Task to complete: Output every line of the data exactly as it appears.

>> begin

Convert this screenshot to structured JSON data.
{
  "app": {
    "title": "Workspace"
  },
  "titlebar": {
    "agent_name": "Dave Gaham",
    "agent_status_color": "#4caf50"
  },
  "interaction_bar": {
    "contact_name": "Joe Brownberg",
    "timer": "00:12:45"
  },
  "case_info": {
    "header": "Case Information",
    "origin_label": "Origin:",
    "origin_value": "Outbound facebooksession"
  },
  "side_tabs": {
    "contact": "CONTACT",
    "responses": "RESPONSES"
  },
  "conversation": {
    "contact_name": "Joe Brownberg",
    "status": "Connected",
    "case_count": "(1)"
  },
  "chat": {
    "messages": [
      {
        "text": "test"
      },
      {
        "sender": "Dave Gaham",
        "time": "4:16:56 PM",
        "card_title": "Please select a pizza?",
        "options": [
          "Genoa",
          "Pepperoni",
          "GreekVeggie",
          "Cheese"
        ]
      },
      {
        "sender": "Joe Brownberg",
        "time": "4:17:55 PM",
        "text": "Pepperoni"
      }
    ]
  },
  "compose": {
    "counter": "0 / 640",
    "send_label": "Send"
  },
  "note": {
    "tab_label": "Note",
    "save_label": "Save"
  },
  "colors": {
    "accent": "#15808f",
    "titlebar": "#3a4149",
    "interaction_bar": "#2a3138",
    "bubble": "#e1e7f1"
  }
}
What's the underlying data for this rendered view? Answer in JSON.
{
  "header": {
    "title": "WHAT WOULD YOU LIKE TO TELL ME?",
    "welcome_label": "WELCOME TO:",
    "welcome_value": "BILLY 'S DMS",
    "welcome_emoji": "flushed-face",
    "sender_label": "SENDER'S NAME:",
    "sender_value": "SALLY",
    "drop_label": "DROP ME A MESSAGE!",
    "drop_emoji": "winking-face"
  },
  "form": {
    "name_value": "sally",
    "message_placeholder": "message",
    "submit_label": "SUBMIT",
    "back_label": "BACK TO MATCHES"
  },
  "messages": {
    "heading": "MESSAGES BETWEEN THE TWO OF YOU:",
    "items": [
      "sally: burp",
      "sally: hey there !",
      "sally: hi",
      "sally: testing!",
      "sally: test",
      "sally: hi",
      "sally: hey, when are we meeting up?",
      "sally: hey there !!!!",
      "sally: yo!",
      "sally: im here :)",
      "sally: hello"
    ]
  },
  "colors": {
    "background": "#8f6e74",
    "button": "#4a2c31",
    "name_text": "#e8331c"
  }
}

>> end

Complete answer:
Convert this screenshot to structured JSON data.
{
  "app": {
    "title": "Workspace"
  },
  "titlebar": {
    "agent_name": "Dave Gaham",
    "agent_status_color": "#4caf50"
  },
  "interaction_bar": {
    "contact_name": "Joe Brownberg",
    "timer": "00:12:45"
  },
  "case_info": {
    "header": "Case Information",
    "origin_label": "Origin:",
    "origin_value": "Outbound facebooksession"
  },
  "side_tabs": {
    "contact": "CONTACT",
    "responses": "RESPONSES"
  },
  "conversation": {
    "contact_name": "Joe Brownberg",
    "status": "Connected",
    "case_count": "(1)"
  },
  "chat": {
    "messages": [
      {
        "text": "test"
      },
      {
        "sender": "Dave Gaham",
        "time": "4:16:56 PM",
        "card_title": "Please select a pizza?",
        "options": [
          "Genoa",
          "Pepperoni",
          "GreekVeggie",
          "Cheese"
        ]
      },
      {
        "sender": "Joe Brownberg",
        "time": "4:17:55 PM",
        "text": "Pepperoni"
      }
    ]
  },
  "compose": {
    "counter": "0 / 640",
    "send_label": "Send"
  },
  "note": {
    "tab_label": "Note",
    "save_label": "Save"
  },
  "colors": {
    "accent": "#15808f",
    "titlebar": "#3a4149",
    "interaction_bar": "#2a3138",
    "bubble": "#e1e7f1"
  }
}
What's the underlying data for this rendered view? Answer in JSON.
{
  "header": {
    "title": "WHAT WOULD YOU LIKE TO TELL ME?",
    "welcome_label": "WELCOME TO:",
    "welcome_value": "BILLY 'S DMS",
    "welcome_emoji": "flushed-face",
    "sender_label": "SENDER'S NAME:",
    "sender_value": "SALLY",
    "drop_label": "DROP ME A MESSAGE!",
    "drop_emoji": "winking-face"
  },
  "form": {
    "name_value": "sally",
    "message_placeholder": "message",
    "submit_label": "SUBMIT",
    "back_label": "BACK TO MATCHES"
  },
  "messages": {
    "heading": "MESSAGES BETWEEN THE TWO OF YOU:",
    "items": [
      "sally: burp",
      "sally: hey there !",
      "sally: hi",
      "sally: testing!",
      "sally: test",
      "sally: hi",
      "sally: hey, when are we meeting up?",
      "sally: hey there !!!!",
      "sally: yo!",
      "sally: im here :)",
      "sally: hello"
    ]
  },
  "colors": {
    "background": "#8f6e74",
    "button": "#4a2c31",
    "name_text": "#e8331c"
  }
}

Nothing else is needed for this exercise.